- [Dataset rows]:
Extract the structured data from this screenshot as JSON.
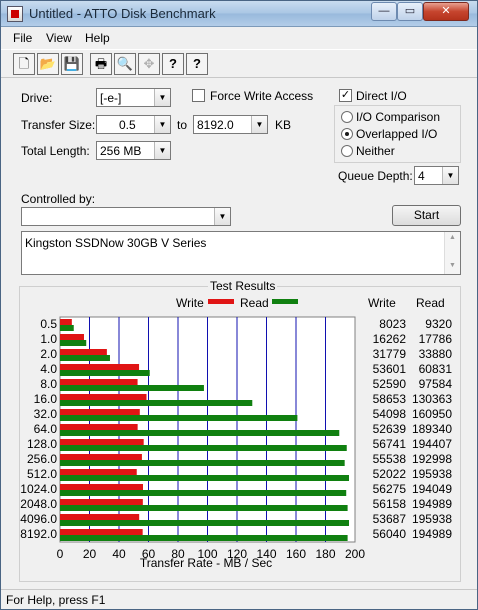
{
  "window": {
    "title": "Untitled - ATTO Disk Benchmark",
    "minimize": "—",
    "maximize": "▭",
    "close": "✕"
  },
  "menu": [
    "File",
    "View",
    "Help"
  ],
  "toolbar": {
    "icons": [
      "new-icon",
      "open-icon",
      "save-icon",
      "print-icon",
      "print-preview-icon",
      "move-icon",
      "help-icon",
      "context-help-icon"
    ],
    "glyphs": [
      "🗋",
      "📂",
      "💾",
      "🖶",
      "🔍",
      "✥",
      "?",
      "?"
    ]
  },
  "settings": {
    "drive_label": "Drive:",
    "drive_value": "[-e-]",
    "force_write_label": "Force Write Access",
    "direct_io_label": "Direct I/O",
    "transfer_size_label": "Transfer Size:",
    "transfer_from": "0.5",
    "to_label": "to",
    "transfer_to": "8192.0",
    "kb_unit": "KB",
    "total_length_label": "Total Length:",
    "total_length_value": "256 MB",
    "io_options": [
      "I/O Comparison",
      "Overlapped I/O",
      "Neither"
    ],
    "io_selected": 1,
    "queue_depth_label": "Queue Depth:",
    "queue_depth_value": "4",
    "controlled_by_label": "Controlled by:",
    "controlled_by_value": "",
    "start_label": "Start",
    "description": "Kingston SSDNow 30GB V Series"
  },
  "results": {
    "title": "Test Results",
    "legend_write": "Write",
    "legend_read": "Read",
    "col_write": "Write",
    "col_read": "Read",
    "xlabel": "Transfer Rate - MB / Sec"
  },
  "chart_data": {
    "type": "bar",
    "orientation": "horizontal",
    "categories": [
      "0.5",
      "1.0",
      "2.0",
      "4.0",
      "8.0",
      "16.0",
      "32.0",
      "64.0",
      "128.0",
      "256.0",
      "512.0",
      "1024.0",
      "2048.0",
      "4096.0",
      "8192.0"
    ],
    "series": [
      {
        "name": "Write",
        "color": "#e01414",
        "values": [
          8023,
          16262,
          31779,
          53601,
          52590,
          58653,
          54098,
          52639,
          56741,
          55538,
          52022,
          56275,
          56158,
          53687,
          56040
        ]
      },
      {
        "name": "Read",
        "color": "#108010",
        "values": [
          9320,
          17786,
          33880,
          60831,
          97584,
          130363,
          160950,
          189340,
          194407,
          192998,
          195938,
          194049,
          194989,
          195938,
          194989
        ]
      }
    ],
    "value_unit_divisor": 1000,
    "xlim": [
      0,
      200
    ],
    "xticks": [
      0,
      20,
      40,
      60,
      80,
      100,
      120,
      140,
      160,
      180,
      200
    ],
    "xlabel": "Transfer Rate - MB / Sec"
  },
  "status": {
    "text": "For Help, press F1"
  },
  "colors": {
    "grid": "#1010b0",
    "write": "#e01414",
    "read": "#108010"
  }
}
--
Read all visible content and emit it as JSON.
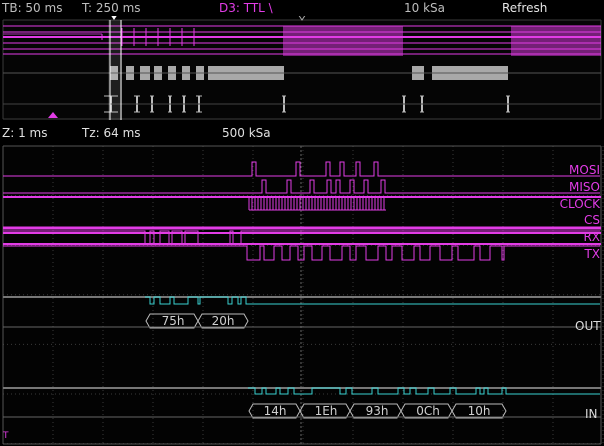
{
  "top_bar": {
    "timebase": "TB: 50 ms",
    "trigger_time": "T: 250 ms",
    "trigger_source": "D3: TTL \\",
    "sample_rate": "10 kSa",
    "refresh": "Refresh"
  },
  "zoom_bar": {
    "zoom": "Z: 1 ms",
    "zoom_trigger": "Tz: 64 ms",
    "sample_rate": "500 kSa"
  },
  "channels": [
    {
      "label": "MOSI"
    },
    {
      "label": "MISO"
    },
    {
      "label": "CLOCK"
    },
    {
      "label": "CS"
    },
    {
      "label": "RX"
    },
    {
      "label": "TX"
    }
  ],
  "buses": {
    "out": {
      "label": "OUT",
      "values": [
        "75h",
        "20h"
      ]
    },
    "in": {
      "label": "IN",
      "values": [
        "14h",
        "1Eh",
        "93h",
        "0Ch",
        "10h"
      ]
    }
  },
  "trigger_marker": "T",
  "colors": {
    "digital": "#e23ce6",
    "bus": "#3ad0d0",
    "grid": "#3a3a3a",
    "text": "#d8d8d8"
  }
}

- [What you should do]:
Search the lines for "JSON". Copy each line that has it.

- [Output]:
Extract the structured data from this screenshot as JSON.
Read all visible content and emit it as JSON.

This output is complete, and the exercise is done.